# [Directive]
Return every line below as is, leaving out the pictures.

# [Given records]
* * * * * * *
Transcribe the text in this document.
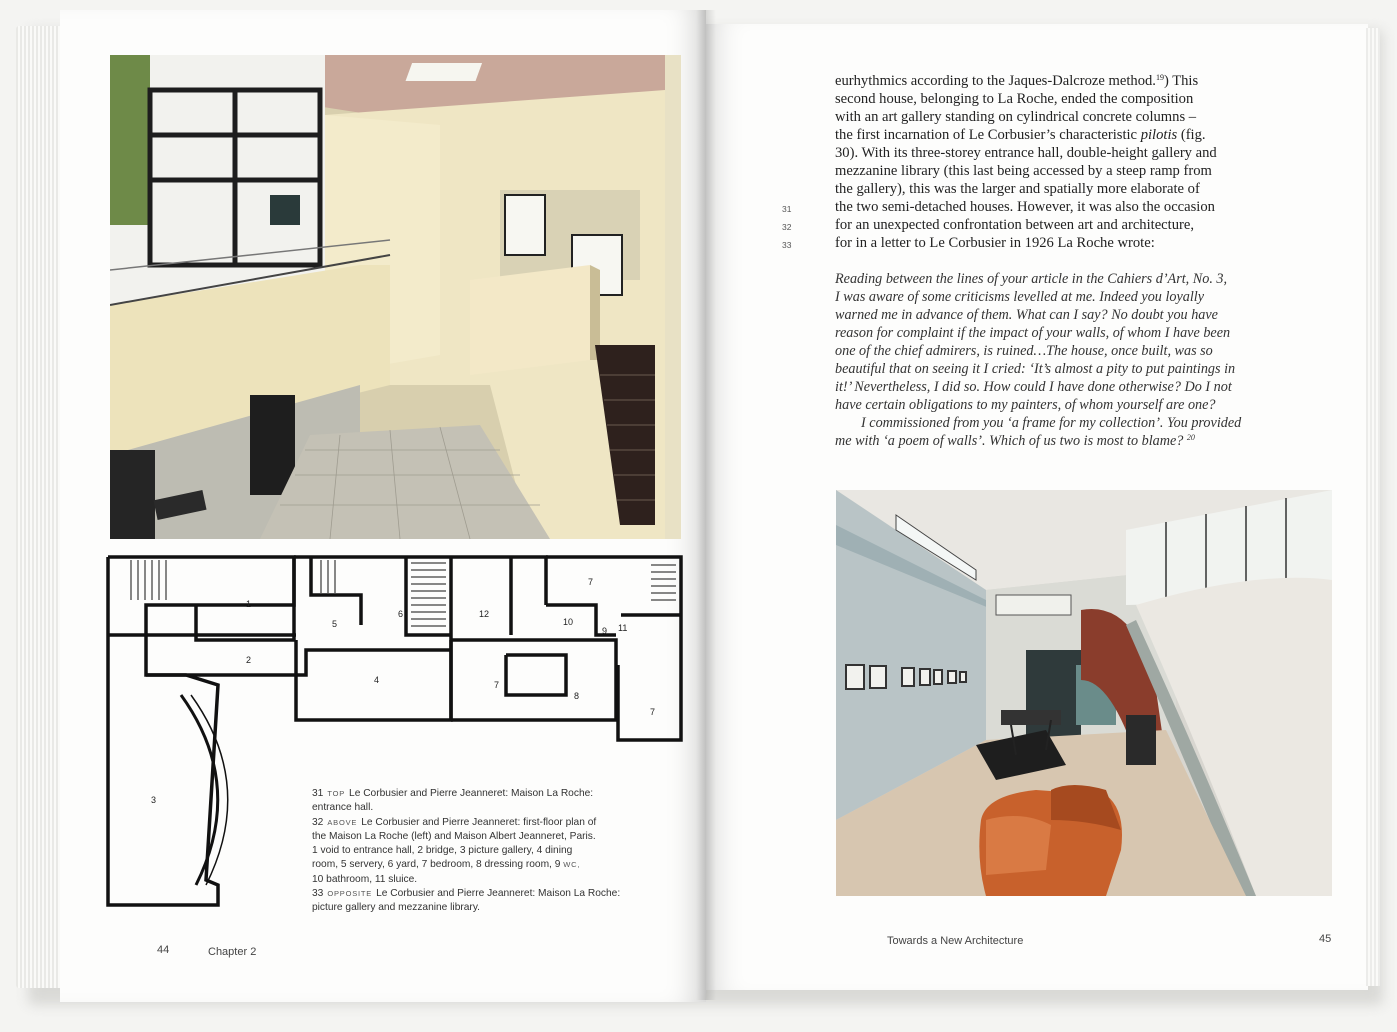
1
2
3
4
5
6
7
7
7
8
9
10
11
12

31 TOP Le Corbusier and Pierre Jeanneret: Maison La Roche:
entrance hall.

32 ABOVE Le Corbusier and Pierre Jeanneret: first-floor plan of
the Maison La Roche (left) and Maison Albert Jeanneret, Paris.
1 void to entrance hall, 2 bridge, 3 picture gallery, 4 dining
room, 5 servery, 6 yard, 7 bedroom, 8 dressing room, 9 WC,
10 bathroom, 11 sluice.

33 OPPOSITE Le Corbusier and Pierre Jeanneret: Maison La Roche:
picture gallery and mezzanine library.

44	Chapter 2
eurhythmics according to the Jaques-Dalcroze method.$^{19}$) This
second house, belonging to La Roche, ended the composition
with an art gallery standing on cylindrical concrete columns –
the first incarnation of Le Corbusier’s characteristic pilotis (fig.
30). With its three-storey entrance hall, double-height gallery and
mezzanine library (this last being accessed by a steep ramp from
the gallery), this was the larger and spatially more elaborate of
the two semi-detached houses. However, it was also the occasion
for an unexpected confrontation between art and architecture,
for in a letter to Le Corbusier in 1926 La Roche wrote:
31
32
33
Reading between the lines of your article in the Cahiers d’Art, No. 3,
I was aware of some criticisms levelled at me. Indeed you loyally
warned me in advance of them. What can I say? No doubt you have
reason for complaint if the impact of your walls, of whom I have been
one of the chief admirers, is ruined…The house, once built, was so
beautiful that on seeing it I cried: ‘It’s almost a pity to put paintings in
it!’ Nevertheless, I did so. How could I have done otherwise? Do I not
have certain obligations to my painters, of whom yourself are one?
I commissioned from you ‘a frame for my collection’. You provided
me with ‘a poem of walls’. Which of us two is most to blame? $^{20}$
Towards a New Architecture	45
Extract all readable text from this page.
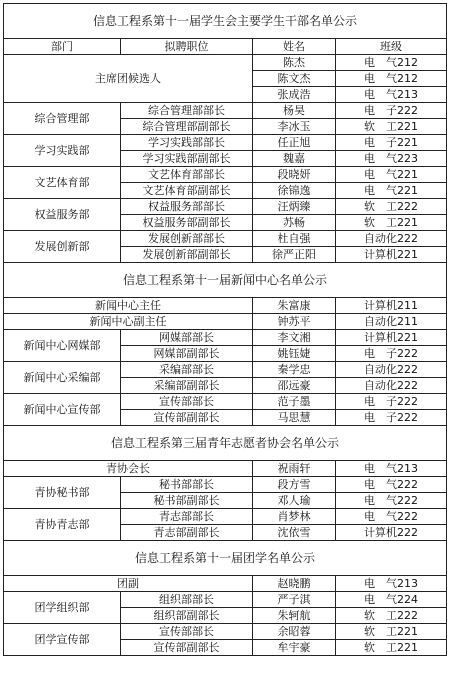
信息工程系第十一届学生会主要学生干部名单公示			
部门	拟聘职位	姓名	班级
主席团候选人		陈杰	电　气212
		陈文杰	电　气212
		张成浩	电　气213
综合管理部	综合管理部部长	杨昊	电　子222
	综合管理部副部长	李冰玉	软　工221
学习实践部	学习实践部部长	任正旭	电　子221
	学习实践部副部长	魏嘉	电　气223
文艺体育部	文艺体育部部长	段晓妍	电　气221
	文艺体育部副部长	徐锦逸	电　气221
权益服务部	权益服务部部长	汪炳臻	软　工222
	权益服务部副部长	苏畅	软　工221
发展创新部	发展创新部部长	杜自强	自动化222
	发展创新部副部长	徐严正阳	计算机221
信息工程系第十一届新闻中心名单公示			
新闻中心主任		朱富康	计算机211
新闻中心副主任		钟苏平	自动化211
新闻中心网媒部	网媒部部长	李文湘	计算机221
	网媒部副部长	姚钰婕	电　子222
新闻中心采编部	采编部部长	秦学忠	自动化222
	采编部副部长	邵远豪	自动化222
新闻中心宣传部	宣传部部长	范子墨	电　子222
	宣传部副部长	马思慧	电　子222
信息工程系第三届青年志愿者协会名单公示			
青协会长		祝雨轩	电　气213
青协秘书部	秘书部部长	段方雪	电　气222
	秘书部副部长	邓人瑜	电　气222
青协青志部	青志部部长	肖梦林	电　气222
	青志部副部长	沈依雪	计算机222
信息工程系第十一届团学名单公示			
团副		赵晓鹏	电　气213
团学组织部	组织部部长	严子淇	电　气224
	组织部副部长	朱轲航	软　工222
团学宣传部	宣传部部长	余昭蓉	软　工221
	宣传部副部长	牟宇豪	软　工221
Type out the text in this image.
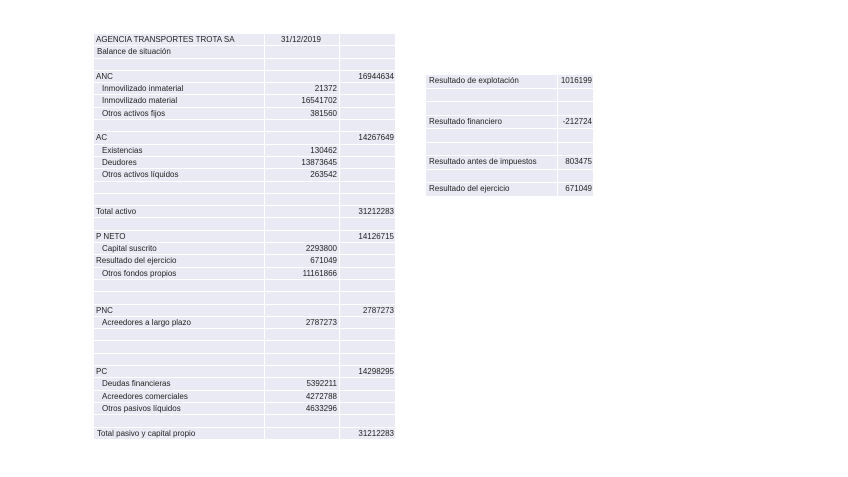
AGENCIA TRANSPORTES TROTA SA	31/12/2019	
Balance de situación		

ANC		16944634
Inmovilizado inmaterial	21372	
Inmovilizado material	16541702	
Otros activos fijos	381560	

AC		14267649
Existencias	130462	
Deudores	13873645	
Otros activos líquidos	263542	

Total activo		31212283

P NETO		14126715
Capital suscrito	2293800	
Resultado del ejercicio	671049	
Otros fondos propios	11161866	

PNC		2787273
Acreedores a largo plazo	2787273	

PC		14298295
Deudas financieras	5392211	
Acreedores comerciales	4272788	
Otros pasivos líquidos	4633296	

Total pasivo y capital propio		31212283
Resultado de explotación	1016199

Resultado financiero	-212724

Resultado antes de impuestos	803475

Resultado del ejercicio	671049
* * * * * * *
# [Response to this exercise]
Transcribe the text in this document.
1
2
3
4
5
6
7
7
7
8
9
10
11
12

31 TOP Le Corbusier and Pierre Jeanneret: Maison La Roche:
entrance hall.

32 ABOVE Le Corbusier and Pierre Jeanneret: first-floor plan of
the Maison La Roche (left) and Maison Albert Jeanneret, Paris.
1 void to entrance hall, 2 bridge, 3 picture gallery, 4 dining
room, 5 servery, 6 yard, 7 bedroom, 8 dressing room, 9 WC,
10 bathroom, 11 sluice.

33 OPPOSITE Le Corbusier and Pierre Jeanneret: Maison La Roche:
picture gallery and mezzanine library.

44	Chapter 2
eurhythmics according to the Jaques-Dalcroze method.$^{19}$) This
second house, belonging to La Roche, ended the composition
with an art gallery standing on cylindrical concrete columns –
the first incarnation of Le Corbusier’s characteristic pilotis (fig.
30). With its three-storey entrance hall, double-height gallery and
mezzanine library (this last being accessed by a steep ramp from
the gallery), this was the larger and spatially more elaborate of
the two semi-detached houses. However, it was also the occasion
for an unexpected confrontation between art and architecture,
for in a letter to Le Corbusier in 1926 La Roche wrote:
31
32
33
Reading between the lines of your article in the Cahiers d’Art, No. 3,
I was aware of some criticisms levelled at me. Indeed you loyally
warned me in advance of them. What can I say? No doubt you have
reason for complaint if the impact of your walls, of whom I have been
one of the chief admirers, is ruined…The house, once built, was so
beautiful that on seeing it I cried: ‘It’s almost a pity to put paintings in
it!’ Nevertheless, I did so. How could I have done otherwise? Do I not
have certain obligations to my painters, of whom yourself are one?
I commissioned from you ‘a frame for my collection’. You provided
me with ‘a poem of walls’. Which of us two is most to blame? $^{20}$
Towards a New Architecture	45
Extract all readable text from this page.
信息工程系第十一届学生会主要学生干部名单公示			
部门	拟聘职位	姓名	班级
主席团候选人		陈杰	电　气212
		陈文杰	电　气212
		张成浩	电　气213
综合管理部	综合管理部部长	杨昊	电　子222
	综合管理部副部长	李冰玉	软　工221
学习实践部	学习实践部部长	任正旭	电　子221
	学习实践部副部长	魏嘉	电　气223
文艺体育部	文艺体育部部长	段晓妍	电　气221
	文艺体育部副部长	徐锦逸	电　气221
权益服务部	权益服务部部长	汪炳臻	软　工222
	权益服务部副部长	苏畅	软　工221
发展创新部	发展创新部部长	杜自强	自动化222
	发展创新部副部长	徐严正阳	计算机221
信息工程系第十一届新闻中心名单公示			
新闻中心主任		朱富康	计算机211
新闻中心副主任		钟苏平	自动化211
新闻中心网媒部	网媒部部长	李文湘	计算机221
	网媒部副部长	姚钰婕	电　子222
新闻中心采编部	采编部部长	秦学忠	自动化222
	采编部副部长	邵远豪	自动化222
新闻中心宣传部	宣传部部长	范子墨	电　子222
	宣传部副部长	马思慧	电　子222
信息工程系第三届青年志愿者协会名单公示			
青协会长		祝雨轩	电　气213
青协秘书部	秘书部部长	段方雪	电　气222
	秘书部副部长	邓人瑜	电　气222
青协青志部	青志部部长	肖梦林	电　气222
	青志部副部长	沈依雪	计算机222
信息工程系第十一届团学名单公示			
团副		赵晓鹏	电　气213
团学组织部	组织部部长	严子淇	电　气224
	组织部副部长	朱轲航	软　工222
团学宣传部	宣传部部长	余昭蓉	软　工221
	宣传部副部长	牟宇豪	软　工221
Type out the text in this image.
AGENCIA TRANSPORTES TROTA SA	31/12/2019	
Balance de situación		

ANC		16944634
Inmovilizado inmaterial	21372	
Inmovilizado material	16541702	
Otros activos fijos	381560	

AC		14267649
Existencias	130462	
Deudores	13873645	
Otros activos líquidos	263542	

Total activo		31212283

P NETO		14126715
Capital suscrito	2293800	
Resultado del ejercicio	671049	
Otros fondos propios	11161866	

PNC		2787273
Acreedores a largo plazo	2787273	

PC		14298295
Deudas financieras	5392211	
Acreedores comerciales	4272788	
Otros pasivos líquidos	4633296	

Total pasivo y capital propio		31212283
Resultado de explotación	1016199

Resultado financiero	-212724

Resultado antes de impuestos	803475

Resultado del ejercicio	671049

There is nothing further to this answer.